# WHAT TO PRODUCE:
Your task is to transcribe the data in full.

━━━ WORKING DATA

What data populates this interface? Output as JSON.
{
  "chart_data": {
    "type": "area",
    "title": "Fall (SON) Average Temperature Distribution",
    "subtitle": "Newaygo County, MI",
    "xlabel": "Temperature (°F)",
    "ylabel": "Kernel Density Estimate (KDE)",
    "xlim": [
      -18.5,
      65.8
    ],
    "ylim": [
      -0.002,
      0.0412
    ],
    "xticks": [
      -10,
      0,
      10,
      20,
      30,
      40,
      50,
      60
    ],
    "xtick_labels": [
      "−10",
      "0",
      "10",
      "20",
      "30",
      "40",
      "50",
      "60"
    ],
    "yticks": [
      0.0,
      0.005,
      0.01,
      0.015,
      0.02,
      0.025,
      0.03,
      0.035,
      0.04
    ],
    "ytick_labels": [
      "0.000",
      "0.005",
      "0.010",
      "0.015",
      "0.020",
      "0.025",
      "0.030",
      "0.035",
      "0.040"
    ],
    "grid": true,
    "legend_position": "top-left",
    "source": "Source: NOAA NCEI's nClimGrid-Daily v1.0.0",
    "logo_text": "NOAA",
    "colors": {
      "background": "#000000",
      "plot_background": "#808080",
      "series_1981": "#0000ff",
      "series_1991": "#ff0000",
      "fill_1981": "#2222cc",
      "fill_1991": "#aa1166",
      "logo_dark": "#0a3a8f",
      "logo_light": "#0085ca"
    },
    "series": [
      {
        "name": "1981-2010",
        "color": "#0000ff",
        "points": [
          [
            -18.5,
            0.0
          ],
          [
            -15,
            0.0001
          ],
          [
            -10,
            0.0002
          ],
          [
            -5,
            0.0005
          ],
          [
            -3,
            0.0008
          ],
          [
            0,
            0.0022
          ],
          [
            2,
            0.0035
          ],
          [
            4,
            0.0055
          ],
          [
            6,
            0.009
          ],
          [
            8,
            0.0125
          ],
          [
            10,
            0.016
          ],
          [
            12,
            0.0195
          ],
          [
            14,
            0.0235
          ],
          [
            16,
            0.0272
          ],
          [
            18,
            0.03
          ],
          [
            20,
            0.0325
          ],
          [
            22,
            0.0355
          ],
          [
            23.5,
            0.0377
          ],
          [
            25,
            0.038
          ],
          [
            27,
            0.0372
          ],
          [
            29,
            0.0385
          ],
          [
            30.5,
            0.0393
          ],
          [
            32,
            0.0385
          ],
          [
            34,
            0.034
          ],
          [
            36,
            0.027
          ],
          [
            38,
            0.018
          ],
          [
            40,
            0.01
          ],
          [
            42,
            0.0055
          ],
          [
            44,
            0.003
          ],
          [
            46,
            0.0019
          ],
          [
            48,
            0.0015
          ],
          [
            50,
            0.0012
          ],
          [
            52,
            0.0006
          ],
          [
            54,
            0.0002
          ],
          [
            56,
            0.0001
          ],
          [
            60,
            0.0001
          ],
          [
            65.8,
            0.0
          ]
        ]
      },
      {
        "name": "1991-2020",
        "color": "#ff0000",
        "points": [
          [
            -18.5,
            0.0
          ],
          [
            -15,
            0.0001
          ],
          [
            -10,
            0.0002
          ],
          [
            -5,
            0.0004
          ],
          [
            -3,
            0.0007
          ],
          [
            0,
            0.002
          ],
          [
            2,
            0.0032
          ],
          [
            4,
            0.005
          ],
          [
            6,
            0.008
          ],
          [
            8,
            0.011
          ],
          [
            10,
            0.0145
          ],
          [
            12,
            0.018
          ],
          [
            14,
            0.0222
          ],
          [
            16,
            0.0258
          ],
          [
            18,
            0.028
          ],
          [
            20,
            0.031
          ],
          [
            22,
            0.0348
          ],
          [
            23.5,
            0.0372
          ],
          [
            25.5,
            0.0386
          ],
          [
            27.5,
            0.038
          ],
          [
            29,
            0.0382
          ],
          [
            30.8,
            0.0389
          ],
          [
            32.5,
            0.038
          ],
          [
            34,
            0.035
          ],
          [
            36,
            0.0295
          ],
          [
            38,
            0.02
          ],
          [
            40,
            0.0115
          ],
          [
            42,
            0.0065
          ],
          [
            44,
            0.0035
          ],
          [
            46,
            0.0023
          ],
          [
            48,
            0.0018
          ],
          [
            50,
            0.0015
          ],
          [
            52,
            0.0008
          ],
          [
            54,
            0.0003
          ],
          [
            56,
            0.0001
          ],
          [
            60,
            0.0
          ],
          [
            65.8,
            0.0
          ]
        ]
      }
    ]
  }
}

━━━━━━

# EXERCISE SOLUTION:
What data populates this interface? Output as JSON.
{
  "chart_data": {
    "type": "area",
    "title": "Fall (SON) Average Temperature Distribution",
    "subtitle": "Newaygo County, MI",
    "xlabel": "Temperature (°F)",
    "ylabel": "Kernel Density Estimate (KDE)",
    "xlim": [
      -18.5,
      65.8
    ],
    "ylim": [
      -0.002,
      0.0412
    ],
    "xticks": [
      -10,
      0,
      10,
      20,
      30,
      40,
      50,
      60
    ],
    "xtick_labels": [
      "−10",
      "0",
      "10",
      "20",
      "30",
      "40",
      "50",
      "60"
    ],
    "yticks": [
      0.0,
      0.005,
      0.01,
      0.015,
      0.02,
      0.025,
      0.03,
      0.035,
      0.04
    ],
    "ytick_labels": [
      "0.000",
      "0.005",
      "0.010",
      "0.015",
      "0.020",
      "0.025",
      "0.030",
      "0.035",
      "0.040"
    ],
    "grid": true,
    "legend_position": "top-left",
    "source": "Source: NOAA NCEI's nClimGrid-Daily v1.0.0",
    "logo_text": "NOAA",
    "colors": {
      "background": "#000000",
      "plot_background": "#808080",
      "series_1981": "#0000ff",
      "series_1991": "#ff0000",
      "fill_1981": "#2222cc",
      "fill_1991": "#aa1166",
      "logo_dark": "#0a3a8f",
      "logo_light": "#0085ca"
    },
    "series": [
      {
        "name": "1981-2010",
        "color": "#0000ff",
        "points": [
          [
            -18.5,
            0.0
          ],
          [
            -15,
            0.0001
          ],
          [
            -10,
            0.0002
          ],
          [
            -5,
            0.0005
          ],
          [
            -3,
            0.0008
          ],
          [
            0,
            0.0022
          ],
          [
            2,
            0.0035
          ],
          [
            4,
            0.0055
          ],
          [
            6,
            0.009
          ],
          [
            8,
            0.0125
          ],
          [
            10,
            0.016
          ],
          [
            12,
            0.0195
          ],
          [
            14,
            0.0235
          ],
          [
            16,
            0.0272
          ],
          [
            18,
            0.03
          ],
          [
            20,
            0.0325
          ],
          [
            22,
            0.0355
          ],
          [
            23.5,
            0.0377
          ],
          [
            25,
            0.038
          ],
          [
            27,
            0.0372
          ],
          [
            29,
            0.0385
          ],
          [
            30.5,
            0.0393
          ],
          [
            32,
            0.0385
          ],
          [
            34,
            0.034
          ],
          [
            36,
            0.027
          ],
          [
            38,
            0.018
          ],
          [
            40,
            0.01
          ],
          [
            42,
            0.0055
          ],
          [
            44,
            0.003
          ],
          [
            46,
            0.0019
          ],
          [
            48,
            0.0015
          ],
          [
            50,
            0.0012
          ],
          [
            52,
            0.0006
          ],
          [
            54,
            0.0002
          ],
          [
            56,
            0.0001
          ],
          [
            60,
            0.0001
          ],
          [
            65.8,
            0.0
          ]
        ]
      },
      {
        "name": "1991-2020",
        "color": "#ff0000",
        "points": [
          [
            -18.5,
            0.0
          ],
          [
            -15,
            0.0001
          ],
          [
            -10,
            0.0002
          ],
          [
            -5,
            0.0004
          ],
          [
            -3,
            0.0007
          ],
          [
            0,
            0.002
          ],
          [
            2,
            0.0032
          ],
          [
            4,
            0.005
          ],
          [
            6,
            0.008
          ],
          [
            8,
            0.011
          ],
          [
            10,
            0.0145
          ],
          [
            12,
            0.018
          ],
          [
            14,
            0.0222
          ],
          [
            16,
            0.0258
          ],
          [
            18,
            0.028
          ],
          [
            20,
            0.031
          ],
          [
            22,
            0.0348
          ],
          [
            23.5,
            0.0372
          ],
          [
            25.5,
            0.0386
          ],
          [
            27.5,
            0.038
          ],
          [
            29,
            0.0382
          ],
          [
            30.8,
            0.0389
          ],
          [
            32.5,
            0.038
          ],
          [
            34,
            0.035
          ],
          [
            36,
            0.0295
          ],
          [
            38,
            0.02
          ],
          [
            40,
            0.0115
          ],
          [
            42,
            0.0065
          ],
          [
            44,
            0.0035
          ],
          [
            46,
            0.0023
          ],
          [
            48,
            0.0018
          ],
          [
            50,
            0.0015
          ],
          [
            52,
            0.0008
          ],
          [
            54,
            0.0003
          ],
          [
            56,
            0.0001
          ],
          [
            60,
            0.0
          ],
          [
            65.8,
            0.0
          ]
        ]
      }
    ]
  }
}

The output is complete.